Exercise
State how many lines of the entries hold the string "stypendia". Reply with the number alone.

— Begin Exercise input —

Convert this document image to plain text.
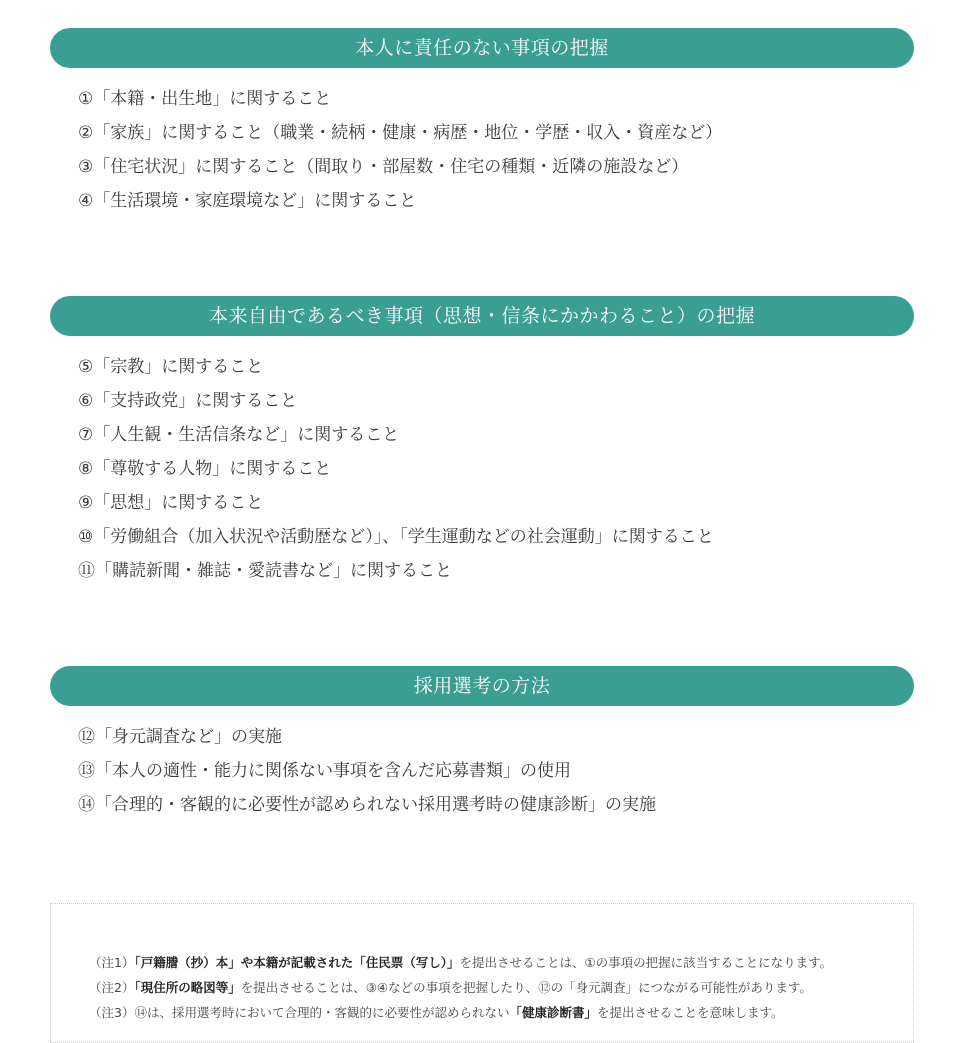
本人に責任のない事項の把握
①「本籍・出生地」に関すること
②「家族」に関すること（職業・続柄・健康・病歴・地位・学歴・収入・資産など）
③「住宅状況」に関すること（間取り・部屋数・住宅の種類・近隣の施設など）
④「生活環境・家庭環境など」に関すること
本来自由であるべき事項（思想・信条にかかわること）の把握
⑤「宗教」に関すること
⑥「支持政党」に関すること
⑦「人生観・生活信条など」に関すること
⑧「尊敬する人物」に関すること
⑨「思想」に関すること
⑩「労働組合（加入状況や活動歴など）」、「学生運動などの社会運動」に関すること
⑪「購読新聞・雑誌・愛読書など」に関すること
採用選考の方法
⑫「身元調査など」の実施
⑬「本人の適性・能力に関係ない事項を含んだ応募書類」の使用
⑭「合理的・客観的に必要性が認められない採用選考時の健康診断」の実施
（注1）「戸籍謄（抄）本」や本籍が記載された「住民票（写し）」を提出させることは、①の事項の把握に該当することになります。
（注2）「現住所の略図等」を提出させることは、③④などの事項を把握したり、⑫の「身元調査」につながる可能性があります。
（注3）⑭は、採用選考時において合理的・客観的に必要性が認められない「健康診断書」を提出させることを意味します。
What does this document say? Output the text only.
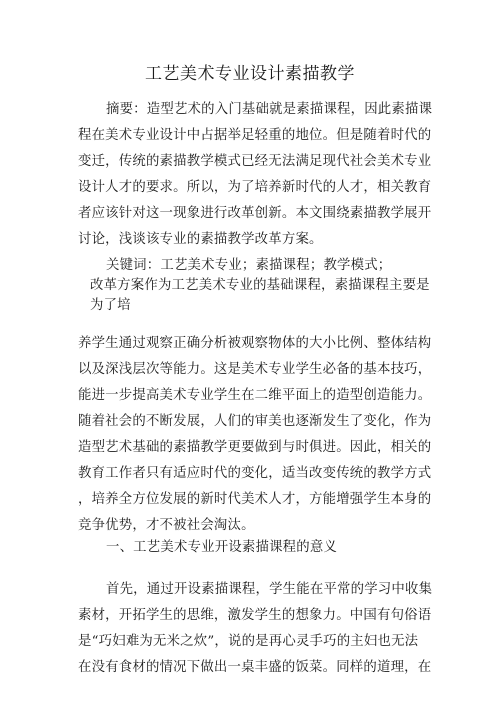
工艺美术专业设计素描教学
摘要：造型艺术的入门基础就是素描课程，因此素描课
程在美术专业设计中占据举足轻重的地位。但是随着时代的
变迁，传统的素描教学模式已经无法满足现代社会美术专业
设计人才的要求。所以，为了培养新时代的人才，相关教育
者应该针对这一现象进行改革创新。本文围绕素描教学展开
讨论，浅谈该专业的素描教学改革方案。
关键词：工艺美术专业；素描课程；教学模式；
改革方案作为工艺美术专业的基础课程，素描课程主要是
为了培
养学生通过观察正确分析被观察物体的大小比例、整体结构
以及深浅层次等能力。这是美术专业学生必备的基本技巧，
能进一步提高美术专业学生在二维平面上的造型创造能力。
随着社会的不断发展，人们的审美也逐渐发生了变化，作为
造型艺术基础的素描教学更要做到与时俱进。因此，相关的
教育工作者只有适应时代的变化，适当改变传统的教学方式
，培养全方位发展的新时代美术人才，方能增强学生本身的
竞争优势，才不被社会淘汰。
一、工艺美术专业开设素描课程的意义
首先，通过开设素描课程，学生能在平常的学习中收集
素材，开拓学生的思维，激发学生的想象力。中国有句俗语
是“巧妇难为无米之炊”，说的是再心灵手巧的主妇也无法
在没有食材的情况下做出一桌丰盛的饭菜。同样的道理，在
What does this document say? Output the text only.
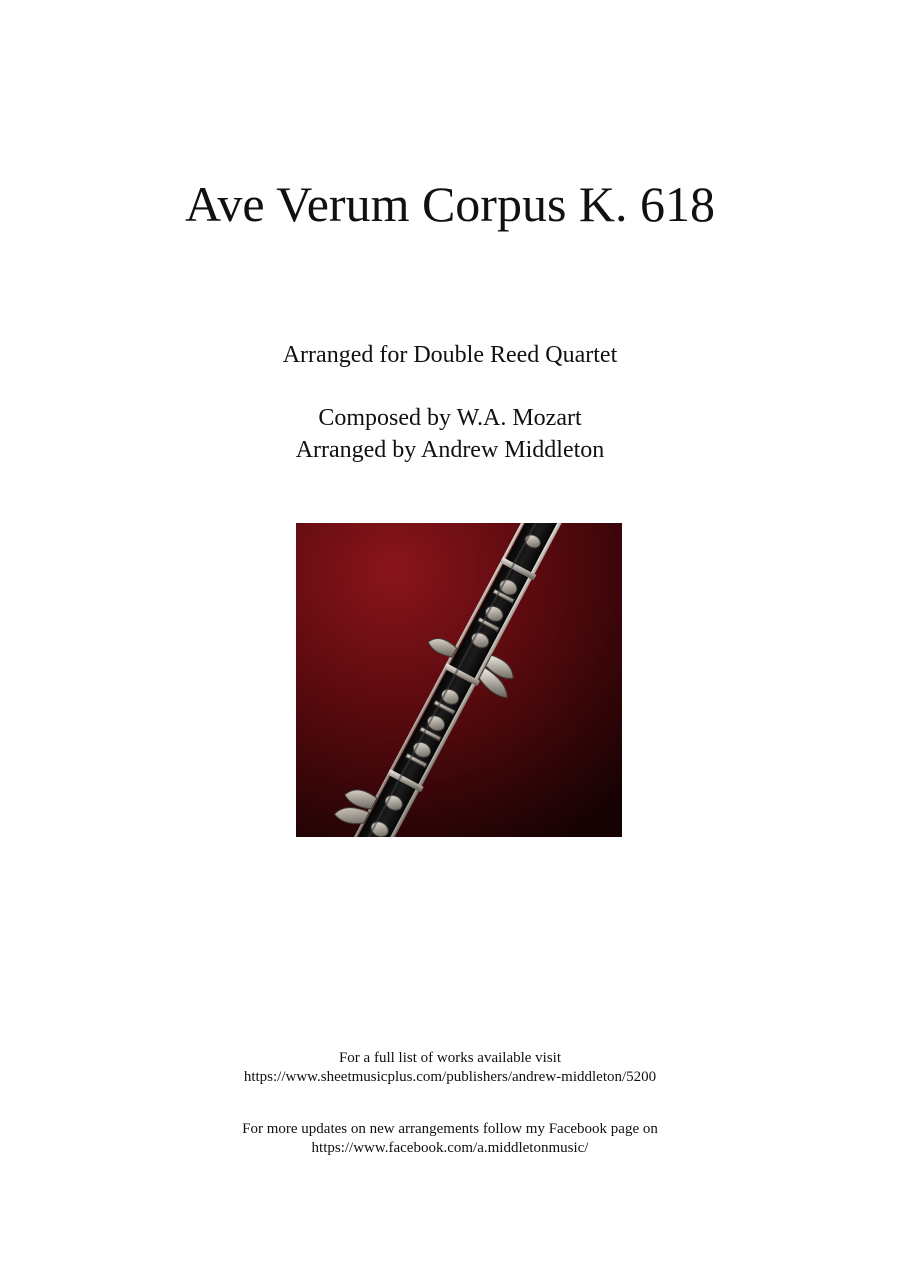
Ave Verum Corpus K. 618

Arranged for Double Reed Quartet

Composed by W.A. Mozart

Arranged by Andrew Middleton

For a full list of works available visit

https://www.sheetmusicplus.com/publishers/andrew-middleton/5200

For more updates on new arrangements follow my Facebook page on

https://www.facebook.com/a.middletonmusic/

— End Exercise input —
— Begin Exercise input —

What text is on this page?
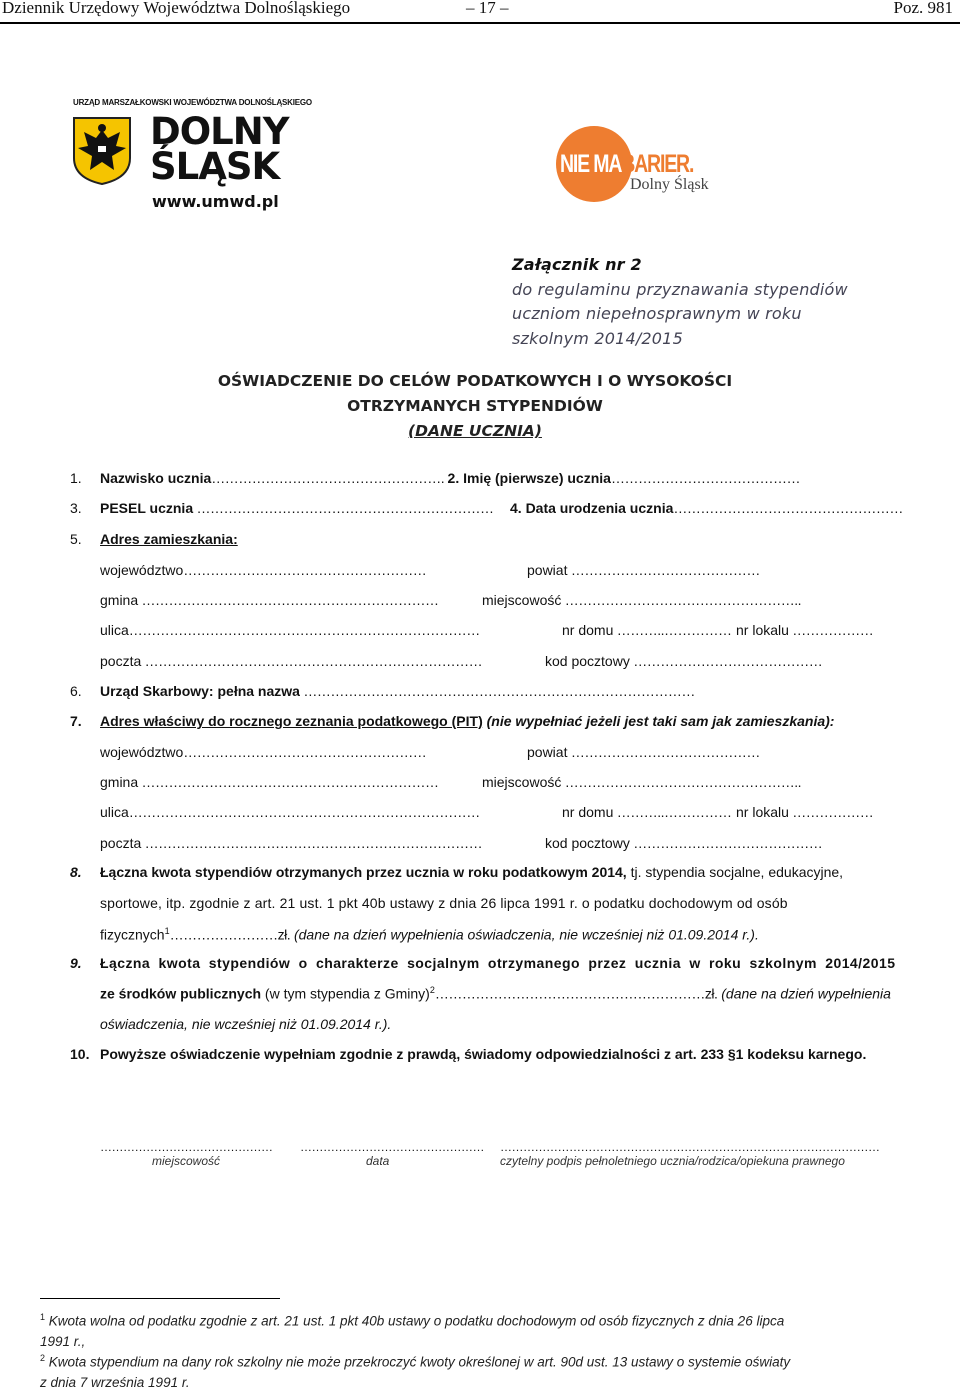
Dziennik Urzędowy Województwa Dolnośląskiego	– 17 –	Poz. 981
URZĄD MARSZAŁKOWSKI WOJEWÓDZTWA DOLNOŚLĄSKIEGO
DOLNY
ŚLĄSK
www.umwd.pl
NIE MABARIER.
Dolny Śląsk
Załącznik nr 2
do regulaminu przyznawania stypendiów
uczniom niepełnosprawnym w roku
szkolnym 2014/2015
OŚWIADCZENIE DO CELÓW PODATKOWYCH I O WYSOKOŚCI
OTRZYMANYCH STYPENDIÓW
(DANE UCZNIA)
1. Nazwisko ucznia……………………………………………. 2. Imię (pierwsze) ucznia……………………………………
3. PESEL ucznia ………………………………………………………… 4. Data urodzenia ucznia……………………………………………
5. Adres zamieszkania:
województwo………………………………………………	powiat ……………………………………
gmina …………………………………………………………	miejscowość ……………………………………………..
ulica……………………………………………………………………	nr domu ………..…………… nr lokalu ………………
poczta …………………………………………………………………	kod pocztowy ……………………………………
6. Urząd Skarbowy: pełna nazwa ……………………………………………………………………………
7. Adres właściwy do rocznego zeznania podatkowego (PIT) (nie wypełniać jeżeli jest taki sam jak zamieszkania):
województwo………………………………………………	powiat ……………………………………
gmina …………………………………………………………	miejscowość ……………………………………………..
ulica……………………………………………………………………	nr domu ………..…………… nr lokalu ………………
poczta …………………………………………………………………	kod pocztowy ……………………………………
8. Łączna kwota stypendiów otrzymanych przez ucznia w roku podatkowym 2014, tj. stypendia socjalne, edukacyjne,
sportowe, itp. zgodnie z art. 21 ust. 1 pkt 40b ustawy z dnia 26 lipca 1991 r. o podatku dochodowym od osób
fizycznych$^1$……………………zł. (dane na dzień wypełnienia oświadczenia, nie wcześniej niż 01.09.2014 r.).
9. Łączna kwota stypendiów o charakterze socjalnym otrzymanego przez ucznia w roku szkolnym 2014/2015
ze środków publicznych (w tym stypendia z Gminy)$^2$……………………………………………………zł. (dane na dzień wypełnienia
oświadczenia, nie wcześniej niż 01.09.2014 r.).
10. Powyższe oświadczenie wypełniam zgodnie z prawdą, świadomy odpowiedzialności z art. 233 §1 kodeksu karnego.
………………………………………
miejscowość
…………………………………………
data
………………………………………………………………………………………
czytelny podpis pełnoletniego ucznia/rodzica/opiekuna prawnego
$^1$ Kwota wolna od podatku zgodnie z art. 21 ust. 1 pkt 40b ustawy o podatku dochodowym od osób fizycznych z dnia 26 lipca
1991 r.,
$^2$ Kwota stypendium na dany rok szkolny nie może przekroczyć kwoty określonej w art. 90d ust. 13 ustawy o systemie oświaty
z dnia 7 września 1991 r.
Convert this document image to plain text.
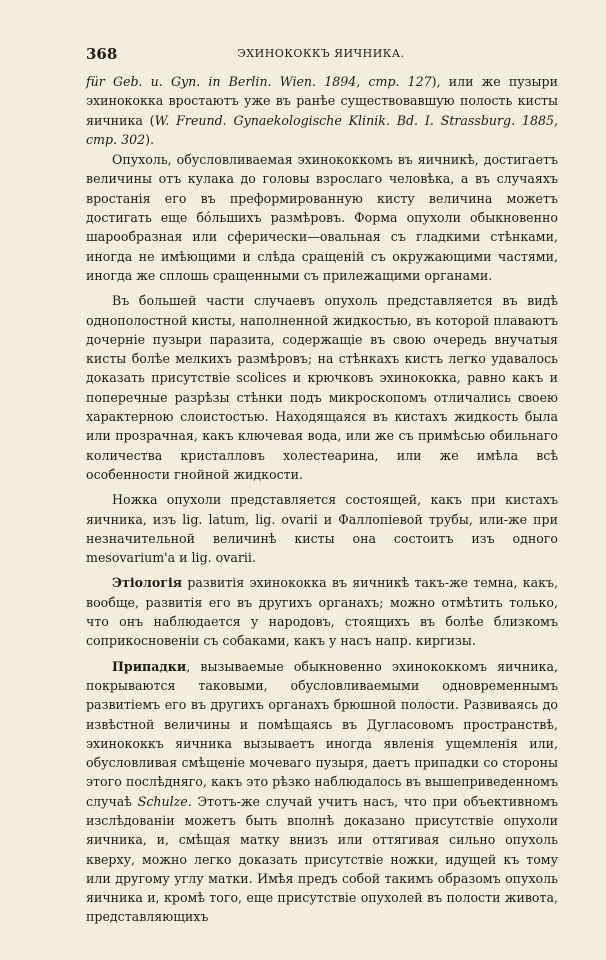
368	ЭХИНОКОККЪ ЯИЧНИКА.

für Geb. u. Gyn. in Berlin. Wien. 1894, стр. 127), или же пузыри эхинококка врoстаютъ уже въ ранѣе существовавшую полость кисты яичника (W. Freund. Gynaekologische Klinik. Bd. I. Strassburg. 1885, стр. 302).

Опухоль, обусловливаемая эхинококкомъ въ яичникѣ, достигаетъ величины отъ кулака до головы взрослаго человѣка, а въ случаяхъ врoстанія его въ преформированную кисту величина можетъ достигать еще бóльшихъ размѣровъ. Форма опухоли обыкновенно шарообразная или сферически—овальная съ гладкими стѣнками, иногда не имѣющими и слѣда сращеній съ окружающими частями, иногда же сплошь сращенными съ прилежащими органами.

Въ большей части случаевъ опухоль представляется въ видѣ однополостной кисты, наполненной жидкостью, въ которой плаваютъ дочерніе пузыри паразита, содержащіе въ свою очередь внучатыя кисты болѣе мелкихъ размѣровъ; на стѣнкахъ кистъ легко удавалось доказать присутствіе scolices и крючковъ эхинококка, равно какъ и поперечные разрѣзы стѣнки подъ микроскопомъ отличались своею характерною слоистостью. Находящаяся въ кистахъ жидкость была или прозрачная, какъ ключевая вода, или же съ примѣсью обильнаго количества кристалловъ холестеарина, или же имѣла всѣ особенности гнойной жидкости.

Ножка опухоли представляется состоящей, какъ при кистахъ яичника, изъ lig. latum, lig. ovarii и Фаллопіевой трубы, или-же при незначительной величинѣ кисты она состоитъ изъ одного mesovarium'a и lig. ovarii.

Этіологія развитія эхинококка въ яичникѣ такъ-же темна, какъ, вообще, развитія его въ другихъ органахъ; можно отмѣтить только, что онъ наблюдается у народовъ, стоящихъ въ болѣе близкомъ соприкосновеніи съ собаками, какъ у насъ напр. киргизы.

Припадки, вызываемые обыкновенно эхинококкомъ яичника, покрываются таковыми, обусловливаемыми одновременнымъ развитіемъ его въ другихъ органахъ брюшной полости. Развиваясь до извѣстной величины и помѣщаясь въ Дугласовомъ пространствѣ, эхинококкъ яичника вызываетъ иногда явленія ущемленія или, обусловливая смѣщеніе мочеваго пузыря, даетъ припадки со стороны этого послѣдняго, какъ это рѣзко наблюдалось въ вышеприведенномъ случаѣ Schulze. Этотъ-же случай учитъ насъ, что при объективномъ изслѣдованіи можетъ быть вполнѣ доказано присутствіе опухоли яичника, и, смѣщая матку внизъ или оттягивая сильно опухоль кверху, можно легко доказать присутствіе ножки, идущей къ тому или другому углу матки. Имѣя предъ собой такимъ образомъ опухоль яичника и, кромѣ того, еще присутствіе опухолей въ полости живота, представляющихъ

— End Exercise input —

Full output
2